Dataset records =
##############################

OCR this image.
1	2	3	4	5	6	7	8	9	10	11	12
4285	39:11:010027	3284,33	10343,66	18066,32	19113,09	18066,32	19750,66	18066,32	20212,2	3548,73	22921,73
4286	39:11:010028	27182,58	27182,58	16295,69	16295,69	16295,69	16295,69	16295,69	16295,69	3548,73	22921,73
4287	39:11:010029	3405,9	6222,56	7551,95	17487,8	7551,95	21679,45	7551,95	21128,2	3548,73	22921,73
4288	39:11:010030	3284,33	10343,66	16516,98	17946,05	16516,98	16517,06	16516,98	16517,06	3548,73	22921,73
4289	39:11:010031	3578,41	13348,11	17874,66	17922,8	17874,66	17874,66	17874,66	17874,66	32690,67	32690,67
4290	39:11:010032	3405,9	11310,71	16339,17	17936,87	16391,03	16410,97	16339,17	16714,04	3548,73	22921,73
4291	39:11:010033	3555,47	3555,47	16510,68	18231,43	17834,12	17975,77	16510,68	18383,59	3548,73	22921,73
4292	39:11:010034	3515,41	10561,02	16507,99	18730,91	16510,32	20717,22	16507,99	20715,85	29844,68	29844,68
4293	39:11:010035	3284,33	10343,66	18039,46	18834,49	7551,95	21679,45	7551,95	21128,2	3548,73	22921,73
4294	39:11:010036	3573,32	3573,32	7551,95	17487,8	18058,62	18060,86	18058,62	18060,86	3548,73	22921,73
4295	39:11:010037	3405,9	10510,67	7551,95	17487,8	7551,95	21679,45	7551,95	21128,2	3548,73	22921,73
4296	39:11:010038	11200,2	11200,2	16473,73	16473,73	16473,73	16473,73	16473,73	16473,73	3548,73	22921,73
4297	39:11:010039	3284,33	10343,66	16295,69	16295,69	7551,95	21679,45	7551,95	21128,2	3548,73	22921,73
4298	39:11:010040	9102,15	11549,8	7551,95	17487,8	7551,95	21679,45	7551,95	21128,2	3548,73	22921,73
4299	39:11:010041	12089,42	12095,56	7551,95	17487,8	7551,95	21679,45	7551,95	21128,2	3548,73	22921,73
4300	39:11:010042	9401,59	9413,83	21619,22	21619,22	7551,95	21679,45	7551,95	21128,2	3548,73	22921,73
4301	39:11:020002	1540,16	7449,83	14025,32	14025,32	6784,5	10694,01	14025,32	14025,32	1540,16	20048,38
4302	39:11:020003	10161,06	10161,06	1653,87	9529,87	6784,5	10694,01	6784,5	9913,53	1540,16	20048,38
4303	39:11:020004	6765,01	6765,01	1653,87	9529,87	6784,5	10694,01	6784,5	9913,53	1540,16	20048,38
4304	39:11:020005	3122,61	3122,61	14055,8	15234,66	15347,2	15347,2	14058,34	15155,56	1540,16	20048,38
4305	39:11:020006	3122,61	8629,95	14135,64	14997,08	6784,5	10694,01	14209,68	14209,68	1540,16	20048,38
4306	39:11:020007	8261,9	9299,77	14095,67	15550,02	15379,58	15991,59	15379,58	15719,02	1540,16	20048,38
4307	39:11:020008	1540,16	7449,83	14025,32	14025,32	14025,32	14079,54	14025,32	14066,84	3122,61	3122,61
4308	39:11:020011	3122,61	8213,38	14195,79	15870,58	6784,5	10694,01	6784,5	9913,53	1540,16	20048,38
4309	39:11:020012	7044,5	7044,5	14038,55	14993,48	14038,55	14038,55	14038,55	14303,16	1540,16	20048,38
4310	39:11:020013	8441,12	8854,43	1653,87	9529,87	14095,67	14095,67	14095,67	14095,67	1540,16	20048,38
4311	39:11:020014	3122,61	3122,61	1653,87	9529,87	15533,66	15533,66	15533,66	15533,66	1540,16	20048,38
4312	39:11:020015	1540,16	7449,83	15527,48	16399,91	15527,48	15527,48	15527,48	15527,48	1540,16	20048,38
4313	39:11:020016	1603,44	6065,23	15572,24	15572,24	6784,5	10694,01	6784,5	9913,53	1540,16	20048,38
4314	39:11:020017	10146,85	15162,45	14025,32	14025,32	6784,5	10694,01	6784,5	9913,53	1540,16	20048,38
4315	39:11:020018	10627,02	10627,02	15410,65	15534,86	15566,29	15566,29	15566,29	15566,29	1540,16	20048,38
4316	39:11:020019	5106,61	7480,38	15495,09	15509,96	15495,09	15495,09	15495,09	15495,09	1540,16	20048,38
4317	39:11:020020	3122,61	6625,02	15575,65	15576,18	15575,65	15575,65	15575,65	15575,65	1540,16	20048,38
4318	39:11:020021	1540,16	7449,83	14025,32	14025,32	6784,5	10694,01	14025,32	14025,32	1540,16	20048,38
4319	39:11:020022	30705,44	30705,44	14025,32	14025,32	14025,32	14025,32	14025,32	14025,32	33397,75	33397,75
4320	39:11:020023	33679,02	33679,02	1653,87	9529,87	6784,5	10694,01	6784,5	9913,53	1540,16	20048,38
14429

##############################

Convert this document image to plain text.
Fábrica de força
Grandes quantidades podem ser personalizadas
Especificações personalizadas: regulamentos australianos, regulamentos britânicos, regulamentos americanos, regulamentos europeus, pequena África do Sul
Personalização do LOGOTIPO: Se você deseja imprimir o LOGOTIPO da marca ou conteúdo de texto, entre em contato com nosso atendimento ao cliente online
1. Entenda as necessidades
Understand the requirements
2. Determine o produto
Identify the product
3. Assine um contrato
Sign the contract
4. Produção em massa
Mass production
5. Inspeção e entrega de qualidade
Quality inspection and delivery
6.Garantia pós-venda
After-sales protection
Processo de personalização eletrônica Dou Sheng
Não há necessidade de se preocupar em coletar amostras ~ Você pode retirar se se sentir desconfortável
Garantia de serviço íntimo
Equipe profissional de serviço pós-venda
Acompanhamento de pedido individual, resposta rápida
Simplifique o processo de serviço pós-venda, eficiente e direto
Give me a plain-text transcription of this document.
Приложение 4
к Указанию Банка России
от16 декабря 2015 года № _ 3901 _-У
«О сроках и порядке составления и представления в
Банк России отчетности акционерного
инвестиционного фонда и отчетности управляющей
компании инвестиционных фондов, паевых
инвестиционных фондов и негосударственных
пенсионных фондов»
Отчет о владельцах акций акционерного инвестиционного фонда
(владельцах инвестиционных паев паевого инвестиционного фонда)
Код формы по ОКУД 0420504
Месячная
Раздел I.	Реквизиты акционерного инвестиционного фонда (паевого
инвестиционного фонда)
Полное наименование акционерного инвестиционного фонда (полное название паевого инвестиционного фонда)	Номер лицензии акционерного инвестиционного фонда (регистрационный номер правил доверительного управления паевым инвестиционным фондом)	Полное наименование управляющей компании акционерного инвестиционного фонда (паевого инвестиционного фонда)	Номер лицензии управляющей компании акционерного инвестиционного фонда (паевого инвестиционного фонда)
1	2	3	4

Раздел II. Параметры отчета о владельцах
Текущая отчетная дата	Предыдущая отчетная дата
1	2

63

##############################

Instructions to follow = Check each line above for the string "инвестиционных", then copy the ones that have it.

Task solution =
компании инвестиционных фондов, паевых
инвестиционных фондов и негосударственных
(владельцах инвестиционных паев паевого инвестиционного фонда)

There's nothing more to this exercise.